■ WHAT TO DO
Make an exact copy of the records, with the images left out.

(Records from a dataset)
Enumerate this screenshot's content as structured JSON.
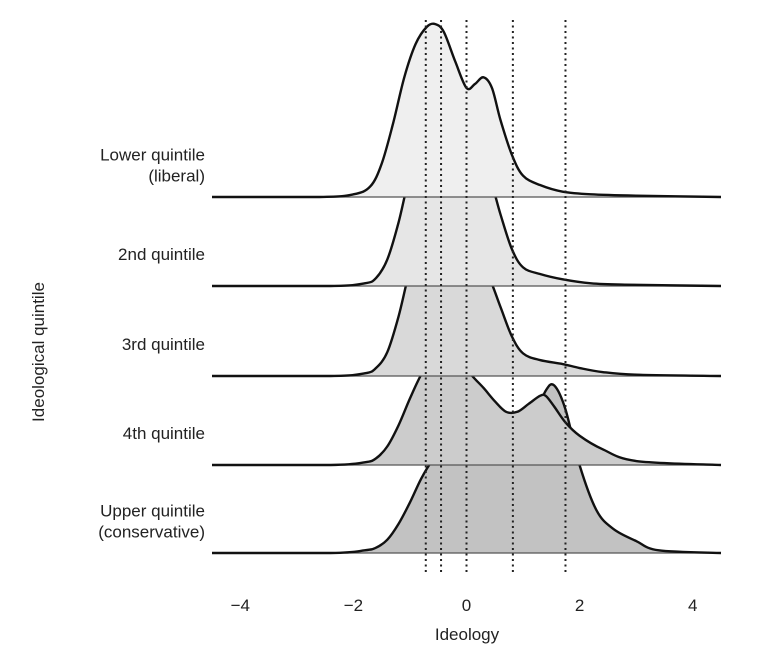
{
  "chart_data": {
    "type": "area",
    "subtype": "ridgeline",
    "xlabel": "Ideology",
    "ylabel": "Ideological quintile",
    "xlim": [
      -4.5,
      4.5
    ],
    "x_ticks": [
      -4,
      -2,
      0,
      2,
      4
    ],
    "x_tick_labels": [
      "−4",
      "−2",
      "0",
      "2",
      "4"
    ],
    "grid": false,
    "legend": "none",
    "reference_lines": [
      -0.72,
      -0.45,
      0,
      0.82,
      1.75
    ],
    "colors": {
      "line": "#111111",
      "baseline": "#555555",
      "reference": "#222222",
      "fill_lightest": "#efefef",
      "fill_light": "#e6e6e6",
      "fill_mid": "#d9d9d9",
      "fill_dark": "#cccccc",
      "fill_darkest": "#c2c2c2"
    },
    "series": [
      {
        "name": "Lower quintile\n(liberal)",
        "label_lines": [
          "Lower quintile",
          "(liberal)"
        ],
        "fill": "#efefef",
        "x": [
          -4.5,
          -2.6,
          -2.0,
          -1.7,
          -1.5,
          -1.3,
          -1.1,
          -0.9,
          -0.7,
          -0.55,
          -0.4,
          -0.2,
          0.0,
          0.15,
          0.3,
          0.45,
          0.6,
          0.8,
          1.0,
          1.3,
          1.7,
          2.2,
          3.0,
          4.5
        ],
        "density": [
          0,
          0,
          0.02,
          0.08,
          0.25,
          0.55,
          0.9,
          1.15,
          1.28,
          1.3,
          1.24,
          1.02,
          0.82,
          0.85,
          0.9,
          0.82,
          0.58,
          0.32,
          0.16,
          0.09,
          0.04,
          0.02,
          0.01,
          0
        ]
      },
      {
        "name": "2nd quintile",
        "label_lines": [
          "2nd quintile"
        ],
        "fill": "#e6e6e6",
        "x": [
          -4.5,
          -2.4,
          -1.8,
          -1.6,
          -1.4,
          -1.2,
          -1.0,
          -0.8,
          -0.6,
          -0.45,
          -0.35,
          -0.15,
          0.0,
          0.15,
          0.3,
          0.45,
          0.6,
          0.8,
          1.0,
          1.3,
          1.7,
          2.2,
          2.8,
          4.5
        ],
        "density": [
          0,
          0,
          0.02,
          0.06,
          0.2,
          0.48,
          0.84,
          1.08,
          1.22,
          1.26,
          1.2,
          0.98,
          0.82,
          0.84,
          0.88,
          0.76,
          0.54,
          0.28,
          0.14,
          0.09,
          0.05,
          0.02,
          0.01,
          0
        ]
      },
      {
        "name": "3rd quintile",
        "label_lines": [
          "3rd quintile"
        ],
        "fill": "#d9d9d9",
        "x": [
          -4.5,
          -2.4,
          -1.8,
          -1.6,
          -1.4,
          -1.2,
          -1.0,
          -0.8,
          -0.6,
          -0.45,
          -0.35,
          -0.15,
          0.0,
          0.2,
          0.4,
          0.6,
          0.8,
          1.0,
          1.3,
          1.7,
          2.0,
          2.4,
          3.0,
          4.5
        ],
        "density": [
          0,
          0,
          0.02,
          0.06,
          0.18,
          0.45,
          0.8,
          1.05,
          1.17,
          1.2,
          1.17,
          1.02,
          0.92,
          0.86,
          0.74,
          0.52,
          0.3,
          0.17,
          0.12,
          0.09,
          0.06,
          0.03,
          0.01,
          0
        ]
      },
      {
        "name": "4th quintile",
        "label_lines": [
          "4th quintile"
        ],
        "fill": "#cccccc",
        "x": [
          -4.5,
          -2.4,
          -1.8,
          -1.6,
          -1.4,
          -1.2,
          -1.0,
          -0.8,
          -0.6,
          -0.4,
          -0.3,
          -0.1,
          0.1,
          0.3,
          0.5,
          0.7,
          0.9,
          1.1,
          1.3,
          1.4,
          1.55,
          1.75,
          2.0,
          2.4,
          3.0,
          4.5
        ],
        "density": [
          0,
          0,
          0.02,
          0.05,
          0.14,
          0.3,
          0.5,
          0.68,
          0.8,
          0.86,
          0.86,
          0.78,
          0.67,
          0.58,
          0.48,
          0.4,
          0.4,
          0.46,
          0.52,
          0.52,
          0.44,
          0.32,
          0.22,
          0.12,
          0.03,
          0
        ]
      },
      {
        "name": "Upper quintile\n(conservative)",
        "label_lines": [
          "Upper quintile",
          "(conservative)"
        ],
        "fill": "#c2c2c2",
        "x": [
          -4.5,
          -2.4,
          -1.8,
          -1.6,
          -1.4,
          -1.2,
          -1.0,
          -0.8,
          -0.6,
          -0.4,
          -0.2,
          0.0,
          0.2,
          0.4,
          0.6,
          0.8,
          1.0,
          1.2,
          1.4,
          1.55,
          1.75,
          2.0,
          2.3,
          2.6,
          3.0,
          3.4,
          4.5
        ],
        "density": [
          0,
          0,
          0.02,
          0.04,
          0.1,
          0.22,
          0.38,
          0.56,
          0.7,
          0.8,
          0.86,
          0.86,
          0.82,
          0.8,
          0.78,
          0.74,
          0.82,
          1.02,
          1.22,
          1.26,
          1.08,
          0.66,
          0.32,
          0.18,
          0.09,
          0.02,
          0
        ]
      }
    ]
  }
}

■ TASK RESULT
Enumerate this screenshot's content as structured JSON.
{
  "chart_data": {
    "type": "area",
    "subtype": "ridgeline",
    "xlabel": "Ideology",
    "ylabel": "Ideological quintile",
    "xlim": [
      -4.5,
      4.5
    ],
    "x_ticks": [
      -4,
      -2,
      0,
      2,
      4
    ],
    "x_tick_labels": [
      "−4",
      "−2",
      "0",
      "2",
      "4"
    ],
    "grid": false,
    "legend": "none",
    "reference_lines": [
      -0.72,
      -0.45,
      0,
      0.82,
      1.75
    ],
    "colors": {
      "line": "#111111",
      "baseline": "#555555",
      "reference": "#222222",
      "fill_lightest": "#efefef",
      "fill_light": "#e6e6e6",
      "fill_mid": "#d9d9d9",
      "fill_dark": "#cccccc",
      "fill_darkest": "#c2c2c2"
    },
    "series": [
      {
        "name": "Lower quintile\n(liberal)",
        "label_lines": [
          "Lower quintile",
          "(liberal)"
        ],
        "fill": "#efefef",
        "x": [
          -4.5,
          -2.6,
          -2.0,
          -1.7,
          -1.5,
          -1.3,
          -1.1,
          -0.9,
          -0.7,
          -0.55,
          -0.4,
          -0.2,
          0.0,
          0.15,
          0.3,
          0.45,
          0.6,
          0.8,
          1.0,
          1.3,
          1.7,
          2.2,
          3.0,
          4.5
        ],
        "density": [
          0,
          0,
          0.02,
          0.08,
          0.25,
          0.55,
          0.9,
          1.15,
          1.28,
          1.3,
          1.24,
          1.02,
          0.82,
          0.85,
          0.9,
          0.82,
          0.58,
          0.32,
          0.16,
          0.09,
          0.04,
          0.02,
          0.01,
          0
        ]
      },
      {
        "name": "2nd quintile",
        "label_lines": [
          "2nd quintile"
        ],
        "fill": "#e6e6e6",
        "x": [
          -4.5,
          -2.4,
          -1.8,
          -1.6,
          -1.4,
          -1.2,
          -1.0,
          -0.8,
          -0.6,
          -0.45,
          -0.35,
          -0.15,
          0.0,
          0.15,
          0.3,
          0.45,
          0.6,
          0.8,
          1.0,
          1.3,
          1.7,
          2.2,
          2.8,
          4.5
        ],
        "density": [
          0,
          0,
          0.02,
          0.06,
          0.2,
          0.48,
          0.84,
          1.08,
          1.22,
          1.26,
          1.2,
          0.98,
          0.82,
          0.84,
          0.88,
          0.76,
          0.54,
          0.28,
          0.14,
          0.09,
          0.05,
          0.02,
          0.01,
          0
        ]
      },
      {
        "name": "3rd quintile",
        "label_lines": [
          "3rd quintile"
        ],
        "fill": "#d9d9d9",
        "x": [
          -4.5,
          -2.4,
          -1.8,
          -1.6,
          -1.4,
          -1.2,
          -1.0,
          -0.8,
          -0.6,
          -0.45,
          -0.35,
          -0.15,
          0.0,
          0.2,
          0.4,
          0.6,
          0.8,
          1.0,
          1.3,
          1.7,
          2.0,
          2.4,
          3.0,
          4.5
        ],
        "density": [
          0,
          0,
          0.02,
          0.06,
          0.18,
          0.45,
          0.8,
          1.05,
          1.17,
          1.2,
          1.17,
          1.02,
          0.92,
          0.86,
          0.74,
          0.52,
          0.3,
          0.17,
          0.12,
          0.09,
          0.06,
          0.03,
          0.01,
          0
        ]
      },
      {
        "name": "4th quintile",
        "label_lines": [
          "4th quintile"
        ],
        "fill": "#cccccc",
        "x": [
          -4.5,
          -2.4,
          -1.8,
          -1.6,
          -1.4,
          -1.2,
          -1.0,
          -0.8,
          -0.6,
          -0.4,
          -0.3,
          -0.1,
          0.1,
          0.3,
          0.5,
          0.7,
          0.9,
          1.1,
          1.3,
          1.4,
          1.55,
          1.75,
          2.0,
          2.4,
          3.0,
          4.5
        ],
        "density": [
          0,
          0,
          0.02,
          0.05,
          0.14,
          0.3,
          0.5,
          0.68,
          0.8,
          0.86,
          0.86,
          0.78,
          0.67,
          0.58,
          0.48,
          0.4,
          0.4,
          0.46,
          0.52,
          0.52,
          0.44,
          0.32,
          0.22,
          0.12,
          0.03,
          0
        ]
      },
      {
        "name": "Upper quintile\n(conservative)",
        "label_lines": [
          "Upper quintile",
          "(conservative)"
        ],
        "fill": "#c2c2c2",
        "x": [
          -4.5,
          -2.4,
          -1.8,
          -1.6,
          -1.4,
          -1.2,
          -1.0,
          -0.8,
          -0.6,
          -0.4,
          -0.2,
          0.0,
          0.2,
          0.4,
          0.6,
          0.8,
          1.0,
          1.2,
          1.4,
          1.55,
          1.75,
          2.0,
          2.3,
          2.6,
          3.0,
          3.4,
          4.5
        ],
        "density": [
          0,
          0,
          0.02,
          0.04,
          0.1,
          0.22,
          0.38,
          0.56,
          0.7,
          0.8,
          0.86,
          0.86,
          0.82,
          0.8,
          0.78,
          0.74,
          0.82,
          1.02,
          1.22,
          1.26,
          1.08,
          0.66,
          0.32,
          0.18,
          0.09,
          0.02,
          0
        ]
      }
    ]
  }
}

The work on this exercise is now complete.